### Work to do
Arrange each line of the entries below as a row of a Markdown table with the columns "Row" and "Line," numbering the rows and skipping blank lines.

Stored entries:
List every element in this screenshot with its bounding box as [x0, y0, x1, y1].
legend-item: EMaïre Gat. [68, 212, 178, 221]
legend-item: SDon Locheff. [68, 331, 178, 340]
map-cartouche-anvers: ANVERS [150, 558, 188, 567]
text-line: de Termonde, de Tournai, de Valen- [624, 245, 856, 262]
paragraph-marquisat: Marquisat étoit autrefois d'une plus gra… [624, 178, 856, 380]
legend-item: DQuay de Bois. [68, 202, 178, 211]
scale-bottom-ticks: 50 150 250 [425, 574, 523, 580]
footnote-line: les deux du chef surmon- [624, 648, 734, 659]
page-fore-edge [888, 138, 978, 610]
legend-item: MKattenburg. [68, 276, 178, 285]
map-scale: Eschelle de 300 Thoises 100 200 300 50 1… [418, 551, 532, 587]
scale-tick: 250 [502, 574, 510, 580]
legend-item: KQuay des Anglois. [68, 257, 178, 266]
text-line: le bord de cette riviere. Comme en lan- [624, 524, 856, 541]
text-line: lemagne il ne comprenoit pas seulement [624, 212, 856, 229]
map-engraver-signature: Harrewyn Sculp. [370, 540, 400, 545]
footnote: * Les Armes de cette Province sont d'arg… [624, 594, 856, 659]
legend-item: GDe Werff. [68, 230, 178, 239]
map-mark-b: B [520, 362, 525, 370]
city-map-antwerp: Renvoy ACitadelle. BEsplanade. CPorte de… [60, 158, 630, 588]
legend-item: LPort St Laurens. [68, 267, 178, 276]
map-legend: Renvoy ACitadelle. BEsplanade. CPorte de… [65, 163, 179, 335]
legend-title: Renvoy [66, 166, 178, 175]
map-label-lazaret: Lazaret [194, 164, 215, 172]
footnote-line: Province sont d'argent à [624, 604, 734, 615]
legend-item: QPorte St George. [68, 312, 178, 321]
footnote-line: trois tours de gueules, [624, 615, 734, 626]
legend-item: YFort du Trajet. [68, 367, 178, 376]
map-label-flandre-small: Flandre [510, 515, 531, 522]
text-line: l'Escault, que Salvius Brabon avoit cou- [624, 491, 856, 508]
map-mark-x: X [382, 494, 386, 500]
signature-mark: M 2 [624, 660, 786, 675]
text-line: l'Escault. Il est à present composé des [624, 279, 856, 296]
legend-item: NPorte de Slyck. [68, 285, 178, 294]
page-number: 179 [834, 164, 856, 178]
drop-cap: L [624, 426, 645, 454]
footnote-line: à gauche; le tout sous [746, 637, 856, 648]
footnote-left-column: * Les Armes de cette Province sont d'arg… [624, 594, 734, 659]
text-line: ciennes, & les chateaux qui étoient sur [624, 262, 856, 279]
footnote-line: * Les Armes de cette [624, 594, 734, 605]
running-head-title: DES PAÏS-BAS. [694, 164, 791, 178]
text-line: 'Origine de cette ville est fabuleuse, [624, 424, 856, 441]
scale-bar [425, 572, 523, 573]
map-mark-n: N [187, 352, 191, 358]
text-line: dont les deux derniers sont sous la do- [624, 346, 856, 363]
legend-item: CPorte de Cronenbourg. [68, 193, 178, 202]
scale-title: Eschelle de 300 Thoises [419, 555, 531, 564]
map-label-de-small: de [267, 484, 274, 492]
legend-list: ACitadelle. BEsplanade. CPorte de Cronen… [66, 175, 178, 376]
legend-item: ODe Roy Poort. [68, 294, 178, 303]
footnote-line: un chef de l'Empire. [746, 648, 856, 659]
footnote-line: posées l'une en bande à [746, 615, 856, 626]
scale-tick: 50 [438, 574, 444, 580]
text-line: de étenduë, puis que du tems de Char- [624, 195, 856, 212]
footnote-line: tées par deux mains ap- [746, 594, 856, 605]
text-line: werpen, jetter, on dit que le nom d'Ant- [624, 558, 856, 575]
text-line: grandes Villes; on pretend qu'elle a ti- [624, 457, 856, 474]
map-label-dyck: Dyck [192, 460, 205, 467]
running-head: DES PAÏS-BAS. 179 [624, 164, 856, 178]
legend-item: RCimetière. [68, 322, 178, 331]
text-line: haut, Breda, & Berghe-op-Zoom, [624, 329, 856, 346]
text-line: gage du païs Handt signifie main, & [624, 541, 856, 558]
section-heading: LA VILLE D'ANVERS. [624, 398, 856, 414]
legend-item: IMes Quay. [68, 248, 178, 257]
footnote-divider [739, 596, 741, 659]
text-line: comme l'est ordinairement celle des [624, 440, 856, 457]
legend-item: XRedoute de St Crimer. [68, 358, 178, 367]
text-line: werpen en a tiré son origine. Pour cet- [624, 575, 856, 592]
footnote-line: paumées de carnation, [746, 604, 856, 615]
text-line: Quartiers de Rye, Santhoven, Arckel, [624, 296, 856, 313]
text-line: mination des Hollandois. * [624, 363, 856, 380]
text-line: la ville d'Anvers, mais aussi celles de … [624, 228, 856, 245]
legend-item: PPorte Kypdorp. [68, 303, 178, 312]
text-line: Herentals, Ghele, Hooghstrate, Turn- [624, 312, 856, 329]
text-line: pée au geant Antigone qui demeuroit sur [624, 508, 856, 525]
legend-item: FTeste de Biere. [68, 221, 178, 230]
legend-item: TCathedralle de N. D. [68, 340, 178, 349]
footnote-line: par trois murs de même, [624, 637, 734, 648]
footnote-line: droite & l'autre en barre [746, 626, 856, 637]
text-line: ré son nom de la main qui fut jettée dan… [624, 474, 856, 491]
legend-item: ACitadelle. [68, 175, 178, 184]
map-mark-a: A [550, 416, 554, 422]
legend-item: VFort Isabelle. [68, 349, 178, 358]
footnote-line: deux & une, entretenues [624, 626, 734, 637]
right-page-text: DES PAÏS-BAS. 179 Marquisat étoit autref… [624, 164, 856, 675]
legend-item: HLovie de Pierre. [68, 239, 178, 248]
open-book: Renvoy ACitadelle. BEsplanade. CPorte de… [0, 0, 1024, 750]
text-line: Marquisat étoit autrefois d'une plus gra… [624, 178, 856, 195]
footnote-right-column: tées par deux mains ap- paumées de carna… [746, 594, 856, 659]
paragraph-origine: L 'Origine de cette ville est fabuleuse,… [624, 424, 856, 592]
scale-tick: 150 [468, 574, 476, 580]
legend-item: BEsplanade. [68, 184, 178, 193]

### Result
| Row | Line |
|---|---|
| 1 | List every element in this screenshot with its bounding box as [x0, y0, x1, y1]. |
| 2 | legend-item: EMaïre Gat. [68, 212, 178, 221] |
| 3 | legend-item: SDon Locheff. [68, 331, 178, 340] |
| 4 | map-cartouche-anvers: ANVERS [150, 558, 188, 567] |
| 5 | text-line: de Termonde, de Tournai, de Valen- [624, 245, 856, 262] |
| 6 | paragraph-marquisat: Marquisat étoit autrefois d'une plus gra… [624, 178, 856, 380] |
| 7 | legend-item: DQuay de Bois. [68, 202, 178, 211] |
| 8 | scale-bottom-ticks: 50 150 250 [425, 574, 523, 580] |
| 9 | footnote-line: les deux du chef surmon- [624, 648, 734, 659] |
| 10 | page-fore-edge [888, 138, 978, 610] |
| 11 | legend-item: MKattenburg. [68, 276, 178, 285] |
| 12 | map-scale: Eschelle de 300 Thoises 100 200 300 50 1… [418, 551, 532, 587] |
| 13 | scale-tick: 250 [502, 574, 510, 580] |
| 14 | legend-item: KQuay des Anglois. [68, 257, 178, 266] |
| 15 | text-line: le bord de cette riviere. Comme en lan- [624, 524, 856, 541] |
| 16 | text-line: lemagne il ne comprenoit pas seulement [624, 212, 856, 229] |
| 17 | map-engraver-signature: Harrewyn Sculp. [370, 540, 400, 545] |
| 18 | footnote: * Les Armes de cette Province sont d'arg… [624, 594, 856, 659] |
| 19 | legend-item: GDe Werff. [68, 230, 178, 239] |
| 20 | map-mark-b: B [520, 362, 525, 370] |
| 21 | city-map-antwerp: Renvoy ACitadelle. BEsplanade. CPorte de… [60, 158, 630, 588] |
| 22 | legend-item: LPort St Laurens. [68, 267, 178, 276] |
| 23 | map-legend: Renvoy ACitadelle. BEsplanade. CPorte de… [65, 163, 179, 335] |
| 24 | legend-title: Renvoy [66, 166, 178, 175] |
| 25 | map-label-lazaret: Lazaret [194, 164, 215, 172] |
| 26 | footnote-line: Province sont d'argent à [624, 604, 734, 615] |
| 27 | legend-item: QPorte St George. [68, 312, 178, 321] |
| 28 | footnote-line: trois tours de gueules, [624, 615, 734, 626] |
| 29 | legend-item: YFort du Trajet. [68, 367, 178, 376] |
| 30 | map-label-flandre-small: Flandre [510, 515, 531, 522] |
| 31 | text-line: l'Escault, que Salvius Brabon avoit cou- [624, 491, 856, 508] |
| 32 | map-mark-x: X [382, 494, 386, 500] |
| 33 | signature-mark: M 2 [624, 660, 786, 675] |
| 34 | text-line: l'Escault. Il est à present composé des [624, 279, 856, 296] |
| 35 | legend-item: NPorte de Slyck. [68, 285, 178, 294] |
| 36 | page-number: 179 [834, 164, 856, 178] |
| 37 | drop-cap: L [624, 426, 645, 454] |
| 38 | footnote-line: à gauche; le tout sous [746, 637, 856, 648] |
| 39 | footnote-left-column: * Les Armes de cette Province sont d'arg… [624, 594, 734, 659] |
| 40 | text-line: ciennes, & les chateaux qui étoient sur [624, 262, 856, 279] |
| 41 | footnote-line: * Les Armes de cette [624, 594, 734, 605] |
| 42 | running-head-title: DES PAÏS-BAS. [694, 164, 791, 178] |
| 43 | text-line: 'Origine de cette ville est fabuleuse, [624, 424, 856, 441] |
| 44 | scale-bar [425, 572, 523, 573] |
| 45 | map-mark-n: N [187, 352, 191, 358] |
| 46 | text-line: dont les deux derniers sont sous la do- [624, 346, 856, 363] |
| 47 | legend-item: CPorte de Cronenbourg. [68, 193, 178, 202] |
| 48 | scale-title: Eschelle de 300 Thoises [419, 555, 531, 564] |
| 49 | map-label-de-small: de [267, 484, 274, 492] |
| 50 | legend-list: ACitadelle. BEsplanade. CPorte de Cronen… [66, 175, 178, 376] |
| 51 | legend-item: ODe Roy Poort. [68, 294, 178, 303] |
| 52 | footnote-line: un chef de l'Empire. [746, 648, 856, 659] |
| 53 | footnote-line: posées l'une en bande à [746, 615, 856, 626] |
| 54 | scale-tick: 50 [438, 574, 444, 580] |
| 55 | text-line: de étenduë, puis que du tems de Char- [624, 195, 856, 212] |
| 56 | footnote-line: tées par deux mains ap- [746, 594, 856, 605] |
| 57 | text-line: werpen, jetter, on dit que le nom d'Ant- [624, 558, 856, 575] |
| 58 | text-line: grandes Villes; on pretend qu'elle a ti- [624, 457, 856, 474] |
| 59 | map-label-dyck: Dyck [192, 460, 205, 467] |
| 60 | running-head: DES PAÏS-BAS. 179 [624, 164, 856, 178] |
| 61 | legend-item: RCimetière. [68, 322, 178, 331] |
| 62 | text-line: haut, Breda, & Berghe-op-Zoom, [624, 329, 856, 346] |
| 63 | text-line: gage du païs Handt signifie main, & [624, 541, 856, 558] |
| 64 | section-heading: LA VILLE D'ANVERS. [624, 398, 856, 414] |
| 65 | legend-item: IMes Quay. [68, 248, 178, 257] |
| 66 | footnote-divider [739, 596, 741, 659] |
| 67 | text-line: comme l'est ordinairement celle des [624, 440, 856, 457] |
| 68 | legend-item: XRedoute de St Crimer. [68, 358, 178, 367] |
| 69 | text-line: werpen en a tiré son origine. Pour cet- [624, 575, 856, 592] |
| 70 | footnote-line: paumées de carnation, [746, 604, 856, 615] |
| 71 | text-line: Quartiers de Rye, Santhoven, Arckel, [624, 296, 856, 313] |
| 72 | text-line: mination des Hollandois. * [624, 363, 856, 380] |
| 73 | text-line: la ville d'Anvers, mais aussi celles de … [624, 228, 856, 245] |
| 74 | legend-item: PPorte Kypdorp. [68, 303, 178, 312] |
| 75 | text-line: Herentals, Ghele, Hooghstrate, Turn- [624, 312, 856, 329] |
| 76 | text-line: pée au geant Antigone qui demeuroit sur [624, 508, 856, 525] |
| 77 | legend-item: FTeste de Biere. [68, 221, 178, 230] |
| 78 | legend-item: TCathedralle de N. D. [68, 340, 178, 349] |
| 79 | footnote-line: par trois murs de même, [624, 637, 734, 648] |
| 80 | footnote-line: droite & l'autre en barre [746, 626, 856, 637] |
| 81 | text-line: ré son nom de la main qui fut jettée dan… [624, 474, 856, 491] |
| 82 | legend-item: ACitadelle. [68, 175, 178, 184] |
| 83 | map-mark-a: A [550, 416, 554, 422] |
| 84 | legend-item: VFort Isabelle. [68, 349, 178, 358] |
| 85 | footnote-line: deux & une, entretenues [624, 626, 734, 637] |
| 86 | right-page-text: DES PAÏS-BAS. 179 Marquisat étoit autref… [624, 164, 856, 675] |
| 87 | legend-item: HLovie de Pierre. [68, 239, 178, 248] |
| 88 | open-book: Renvoy ACitadelle. BEsplanade. CPorte de… [0, 0, 1024, 750] |
| 89 | text-line: Marquisat étoit autrefois d'une plus gra… [624, 178, 856, 195] |
| 90 | footnote-right-column: tées par deux mains ap- paumées de carna… [746, 594, 856, 659] |
| 91 | paragraph-origine: L 'Origine de cette ville est fabuleuse,… [624, 424, 856, 592] |
| 92 | scale-tick: 150 [468, 574, 476, 580] |
| 93 | legend-item: BEsplanade. [68, 184, 178, 193] |